— begin Rows —

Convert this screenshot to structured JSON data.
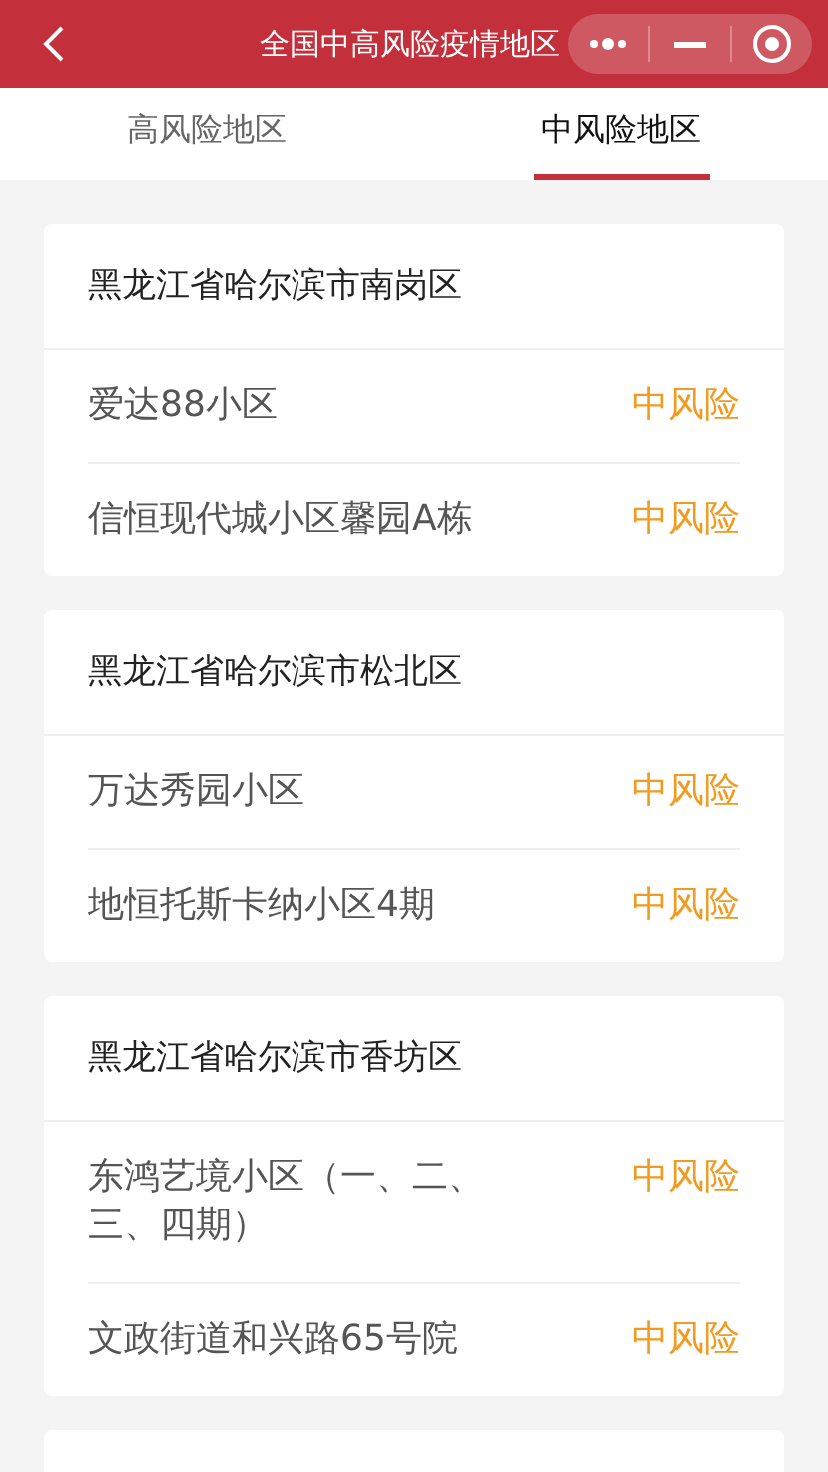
{
  "header": {
    "title": "全国中高风险疫情地区"
  },
  "tabs": [
    {
      "label": "高风险地区",
      "selected": false
    },
    {
      "label": "中风险地区",
      "selected": true
    }
  ],
  "groups": [
    {
      "region": "黑龙江省哈尔滨市南岗区",
      "items": [
        {
          "name": "爱达88小区",
          "risk": "中风险"
        },
        {
          "name": "信恒现代城小区馨园A栋",
          "risk": "中风险"
        }
      ]
    },
    {
      "region": "黑龙江省哈尔滨市松北区",
      "items": [
        {
          "name": "万达秀园小区",
          "risk": "中风险"
        },
        {
          "name": "地恒托斯卡纳小区4期",
          "risk": "中风险"
        }
      ]
    },
    {
      "region": "黑龙江省哈尔滨市香坊区",
      "items": [
        {
          "name": "东鸿艺境小区（一、二、三、四期）",
          "risk": "中风险"
        },
        {
          "name": "文政街道和兴路65号院",
          "risk": "中风险"
        }
      ]
    }
  ]
}
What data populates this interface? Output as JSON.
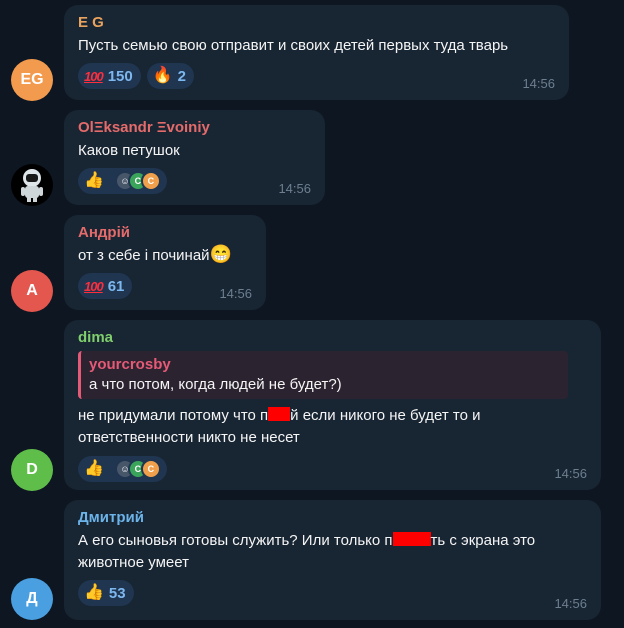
{
  "messages": [
    {
      "sender": "E G",
      "sender_color": "#e8a35e",
      "avatar_text": "EG",
      "avatar_color": "#f29a4d",
      "text": "Пусть семью свою отправит и своих детей первых туда тварь",
      "reactions": [
        {
          "icon": "hundred-points-icon",
          "count": "150"
        },
        {
          "icon": "fire-icon",
          "count": "2"
        }
      ],
      "time": "14:56"
    },
    {
      "sender": "OlΞksandr Ξvoiniy",
      "sender_color": "#e56b6b",
      "avatar_icon": "astronaut-avatar-icon",
      "text": "Каков петушок",
      "reactions": [
        {
          "icon": "thumbs-up-icon",
          "reactors": [
            "avatar",
            "C",
            "C"
          ]
        }
      ],
      "time": "14:56"
    },
    {
      "sender": "Андрій",
      "sender_color": "#e56b6b",
      "avatar_text": "A",
      "avatar_color": "#e4574f",
      "text": "от з себе і починай",
      "text_emoji": "grinning-face-icon",
      "reactions": [
        {
          "icon": "hundred-points-icon",
          "count": "61"
        }
      ],
      "time": "14:56"
    },
    {
      "sender": "dima",
      "sender_color": "#7fcf6c",
      "avatar_text": "D",
      "avatar_color": "#5fbe4a",
      "reply": {
        "name": "yourcrosby",
        "text": "а что потом, когда людей не будет?)"
      },
      "text_line1_a": "не придумали потому что п",
      "text_line1_b": "й если никого не будет то и",
      "text_line2": "ответственности никто не несет",
      "reactions": [
        {
          "icon": "thumbs-up-icon",
          "reactors": [
            "avatar",
            "C",
            "C"
          ]
        }
      ],
      "time": "14:56"
    },
    {
      "sender": "Дмитрий",
      "sender_color": "#6bb3e8",
      "avatar_text": "Д",
      "avatar_color": "#4a9fe0",
      "text_line1_a": "А его сыновья готовы служить? Или только п",
      "text_line1_b": "ть с экрана это",
      "text_line2": "животное умеет",
      "reactions": [
        {
          "icon": "thumbs-up-icon",
          "count": "53"
        }
      ],
      "time": "14:56"
    }
  ]
}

— end Rows —

### Exercise brief:
Give every record again exactly, apart from the pictures, which stay out.

### Exercise response:
Convert this screenshot to structured JSON data.
{
  "header": {
    "title": "全国中高风险疫情地区"
  },
  "tabs": [
    {
      "label": "高风险地区",
      "selected": false
    },
    {
      "label": "中风险地区",
      "selected": true
    }
  ],
  "groups": [
    {
      "region": "黑龙江省哈尔滨市南岗区",
      "items": [
        {
          "name": "爱达88小区",
          "risk": "中风险"
        },
        {
          "name": "信恒现代城小区馨园A栋",
          "risk": "中风险"
        }
      ]
    },
    {
      "region": "黑龙江省哈尔滨市松北区",
      "items": [
        {
          "name": "万达秀园小区",
          "risk": "中风险"
        },
        {
          "name": "地恒托斯卡纳小区4期",
          "risk": "中风险"
        }
      ]
    },
    {
      "region": "黑龙江省哈尔滨市香坊区",
      "items": [
        {
          "name": "东鸿艺境小区（一、二、三、四期）",
          "risk": "中风险"
        },
        {
          "name": "文政街道和兴路65号院",
          "risk": "中风险"
        }
      ]
    }
  ]
}
What data populates this interface? Output as JSON.
{
  "messages": [
    {
      "sender": "E G",
      "sender_color": "#e8a35e",
      "avatar_text": "EG",
      "avatar_color": "#f29a4d",
      "text": "Пусть семью свою отправит и своих детей первых туда тварь",
      "reactions": [
        {
          "icon": "hundred-points-icon",
          "count": "150"
        },
        {
          "icon": "fire-icon",
          "count": "2"
        }
      ],
      "time": "14:56"
    },
    {
      "sender": "OlΞksandr Ξvoiniy",
      "sender_color": "#e56b6b",
      "avatar_icon": "astronaut-avatar-icon",
      "text": "Каков петушок",
      "reactions": [
        {
          "icon": "thumbs-up-icon",
          "reactors": [
            "avatar",
            "C",
            "C"
          ]
        }
      ],
      "time": "14:56"
    },
    {
      "sender": "Андрій",
      "sender_color": "#e56b6b",
      "avatar_text": "A",
      "avatar_color": "#e4574f",
      "text": "от з себе і починай",
      "text_emoji": "grinning-face-icon",
      "reactions": [
        {
          "icon": "hundred-points-icon",
          "count": "61"
        }
      ],
      "time": "14:56"
    },
    {
      "sender": "dima",
      "sender_color": "#7fcf6c",
      "avatar_text": "D",
      "avatar_color": "#5fbe4a",
      "reply": {
        "name": "yourcrosby",
        "text": "а что потом, когда людей не будет?)"
      },
      "text_line1_a": "не придумали потому что п",
      "text_line1_b": "й если никого не будет то и",
      "text_line2": "ответственности никто не несет",
      "reactions": [
        {
          "icon": "thumbs-up-icon",
          "reactors": [
            "avatar",
            "C",
            "C"
          ]
        }
      ],
      "time": "14:56"
    },
    {
      "sender": "Дмитрий",
      "sender_color": "#6bb3e8",
      "avatar_text": "Д",
      "avatar_color": "#4a9fe0",
      "text_line1_a": "А его сыновья готовы служить? Или только п",
      "text_line1_b": "ть с экрана это",
      "text_line2": "животное умеет",
      "reactions": [
        {
          "icon": "thumbs-up-icon",
          "count": "53"
        }
      ],
      "time": "14:56"
    }
  ]
}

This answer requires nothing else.